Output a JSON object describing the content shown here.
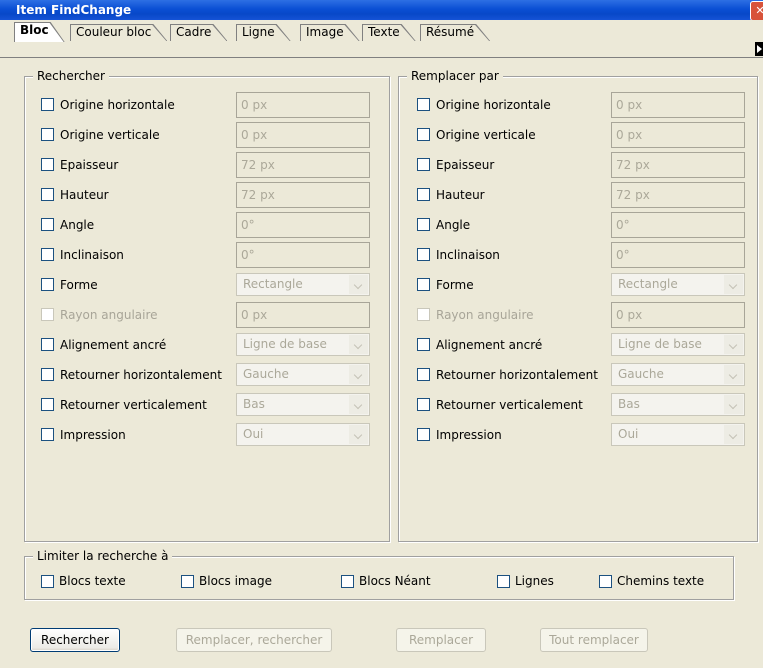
{
  "window": {
    "title": "Item FindChange",
    "close_glyph": "✕"
  },
  "tabs": [
    {
      "label": "Bloc",
      "active": true
    },
    {
      "label": "Couleur bloc",
      "active": false
    },
    {
      "label": "Cadre",
      "active": false
    },
    {
      "label": "Ligne",
      "active": false
    },
    {
      "label": "Image",
      "active": false
    },
    {
      "label": "Texte",
      "active": false
    },
    {
      "label": "Résumé",
      "active": false
    }
  ],
  "search": {
    "legend": "Rechercher",
    "rows": [
      {
        "label": "Origine horizontale",
        "control": "field",
        "value": "0 px",
        "checked": false,
        "enabled": true
      },
      {
        "label": "Origine verticale",
        "control": "field",
        "value": "0 px",
        "checked": false,
        "enabled": true
      },
      {
        "label": "Epaisseur",
        "control": "field",
        "value": "72 px",
        "checked": false,
        "enabled": true
      },
      {
        "label": "Hauteur",
        "control": "field",
        "value": "72 px",
        "checked": false,
        "enabled": true
      },
      {
        "label": "Angle",
        "control": "field",
        "value": "0°",
        "checked": false,
        "enabled": true
      },
      {
        "label": "Inclinaison",
        "control": "field",
        "value": "0°",
        "checked": false,
        "enabled": true
      },
      {
        "label": "Forme",
        "control": "select",
        "value": "Rectangle",
        "checked": false,
        "enabled": true
      },
      {
        "label": "Rayon angulaire",
        "control": "field",
        "value": "0 px",
        "checked": false,
        "enabled": false
      },
      {
        "label": "Alignement ancré",
        "control": "select",
        "value": "Ligne de base",
        "checked": false,
        "enabled": true
      },
      {
        "label": "Retourner horizontalement",
        "control": "select",
        "value": "Gauche",
        "checked": false,
        "enabled": true
      },
      {
        "label": "Retourner verticalement",
        "control": "select",
        "value": "Bas",
        "checked": false,
        "enabled": true
      },
      {
        "label": "Impression",
        "control": "select",
        "value": "Oui",
        "checked": false,
        "enabled": true
      }
    ]
  },
  "replace": {
    "legend": "Remplacer par",
    "rows": [
      {
        "label": "Origine horizontale",
        "control": "field",
        "value": "0 px",
        "checked": false,
        "enabled": true
      },
      {
        "label": "Origine verticale",
        "control": "field",
        "value": "0 px",
        "checked": false,
        "enabled": true
      },
      {
        "label": "Epaisseur",
        "control": "field",
        "value": "72 px",
        "checked": false,
        "enabled": true
      },
      {
        "label": "Hauteur",
        "control": "field",
        "value": "72 px",
        "checked": false,
        "enabled": true
      },
      {
        "label": "Angle",
        "control": "field",
        "value": "0°",
        "checked": false,
        "enabled": true
      },
      {
        "label": "Inclinaison",
        "control": "field",
        "value": "0°",
        "checked": false,
        "enabled": true
      },
      {
        "label": "Forme",
        "control": "select",
        "value": "Rectangle",
        "checked": false,
        "enabled": true
      },
      {
        "label": "Rayon angulaire",
        "control": "field",
        "value": "0 px",
        "checked": false,
        "enabled": false
      },
      {
        "label": "Alignement ancré",
        "control": "select",
        "value": "Ligne de base",
        "checked": false,
        "enabled": true
      },
      {
        "label": "Retourner horizontalement",
        "control": "select",
        "value": "Gauche",
        "checked": false,
        "enabled": true
      },
      {
        "label": "Retourner verticalement",
        "control": "select",
        "value": "Bas",
        "checked": false,
        "enabled": true
      },
      {
        "label": "Impression",
        "control": "select",
        "value": "Oui",
        "checked": false,
        "enabled": true
      }
    ]
  },
  "limit": {
    "legend": "Limiter la recherche à",
    "items": [
      {
        "label": "Blocs texte",
        "checked": false
      },
      {
        "label": "Blocs image",
        "checked": false
      },
      {
        "label": "Blocs Néant",
        "checked": false
      },
      {
        "label": "Lignes",
        "checked": false
      },
      {
        "label": "Chemins texte",
        "checked": false
      }
    ]
  },
  "buttons": [
    {
      "label": "Rechercher",
      "enabled": true
    },
    {
      "label": "Remplacer, rechercher",
      "enabled": false
    },
    {
      "label": "Remplacer",
      "enabled": false
    },
    {
      "label": "Tout remplacer",
      "enabled": false
    }
  ],
  "colors": {
    "title_bar": "#0A4FD4",
    "dialog_bg": "#ECE9D8",
    "checkbox_border": "#1C5180",
    "disabled_text": "#ABA899"
  }
}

■ ■ ■ ■ ■

- The problem -
Repeat each entry exactly as it appears; skip any picture.

- Result of the task -
Output a JSON object describing the content shown here.
{
  "window": {
    "title": "Item FindChange",
    "close_glyph": "✕"
  },
  "tabs": [
    {
      "label": "Bloc",
      "active": true
    },
    {
      "label": "Couleur bloc",
      "active": false
    },
    {
      "label": "Cadre",
      "active": false
    },
    {
      "label": "Ligne",
      "active": false
    },
    {
      "label": "Image",
      "active": false
    },
    {
      "label": "Texte",
      "active": false
    },
    {
      "label": "Résumé",
      "active": false
    }
  ],
  "search": {
    "legend": "Rechercher",
    "rows": [
      {
        "label": "Origine horizontale",
        "control": "field",
        "value": "0 px",
        "checked": false,
        "enabled": true
      },
      {
        "label": "Origine verticale",
        "control": "field",
        "value": "0 px",
        "checked": false,
        "enabled": true
      },
      {
        "label": "Epaisseur",
        "control": "field",
        "value": "72 px",
        "checked": false,
        "enabled": true
      },
      {
        "label": "Hauteur",
        "control": "field",
        "value": "72 px",
        "checked": false,
        "enabled": true
      },
      {
        "label": "Angle",
        "control": "field",
        "value": "0°",
        "checked": false,
        "enabled": true
      },
      {
        "label": "Inclinaison",
        "control": "field",
        "value": "0°",
        "checked": false,
        "enabled": true
      },
      {
        "label": "Forme",
        "control": "select",
        "value": "Rectangle",
        "checked": false,
        "enabled": true
      },
      {
        "label": "Rayon angulaire",
        "control": "field",
        "value": "0 px",
        "checked": false,
        "enabled": false
      },
      {
        "label": "Alignement ancré",
        "control": "select",
        "value": "Ligne de base",
        "checked": false,
        "enabled": true
      },
      {
        "label": "Retourner horizontalement",
        "control": "select",
        "value": "Gauche",
        "checked": false,
        "enabled": true
      },
      {
        "label": "Retourner verticalement",
        "control": "select",
        "value": "Bas",
        "checked": false,
        "enabled": true
      },
      {
        "label": "Impression",
        "control": "select",
        "value": "Oui",
        "checked": false,
        "enabled": true
      }
    ]
  },
  "replace": {
    "legend": "Remplacer par",
    "rows": [
      {
        "label": "Origine horizontale",
        "control": "field",
        "value": "0 px",
        "checked": false,
        "enabled": true
      },
      {
        "label": "Origine verticale",
        "control": "field",
        "value": "0 px",
        "checked": false,
        "enabled": true
      },
      {
        "label": "Epaisseur",
        "control": "field",
        "value": "72 px",
        "checked": false,
        "enabled": true
      },
      {
        "label": "Hauteur",
        "control": "field",
        "value": "72 px",
        "checked": false,
        "enabled": true
      },
      {
        "label": "Angle",
        "control": "field",
        "value": "0°",
        "checked": false,
        "enabled": true
      },
      {
        "label": "Inclinaison",
        "control": "field",
        "value": "0°",
        "checked": false,
        "enabled": true
      },
      {
        "label": "Forme",
        "control": "select",
        "value": "Rectangle",
        "checked": false,
        "enabled": true
      },
      {
        "label": "Rayon angulaire",
        "control": "field",
        "value": "0 px",
        "checked": false,
        "enabled": false
      },
      {
        "label": "Alignement ancré",
        "control": "select",
        "value": "Ligne de base",
        "checked": false,
        "enabled": true
      },
      {
        "label": "Retourner horizontalement",
        "control": "select",
        "value": "Gauche",
        "checked": false,
        "enabled": true
      },
      {
        "label": "Retourner verticalement",
        "control": "select",
        "value": "Bas",
        "checked": false,
        "enabled": true
      },
      {
        "label": "Impression",
        "control": "select",
        "value": "Oui",
        "checked": false,
        "enabled": true
      }
    ]
  },
  "limit": {
    "legend": "Limiter la recherche à",
    "items": [
      {
        "label": "Blocs texte",
        "checked": false
      },
      {
        "label": "Blocs image",
        "checked": false
      },
      {
        "label": "Blocs Néant",
        "checked": false
      },
      {
        "label": "Lignes",
        "checked": false
      },
      {
        "label": "Chemins texte",
        "checked": false
      }
    ]
  },
  "buttons": [
    {
      "label": "Rechercher",
      "enabled": true
    },
    {
      "label": "Remplacer, rechercher",
      "enabled": false
    },
    {
      "label": "Remplacer",
      "enabled": false
    },
    {
      "label": "Tout remplacer",
      "enabled": false
    }
  ],
  "colors": {
    "title_bar": "#0A4FD4",
    "dialog_bg": "#ECE9D8",
    "checkbox_border": "#1C5180",
    "disabled_text": "#ABA899"
  }
}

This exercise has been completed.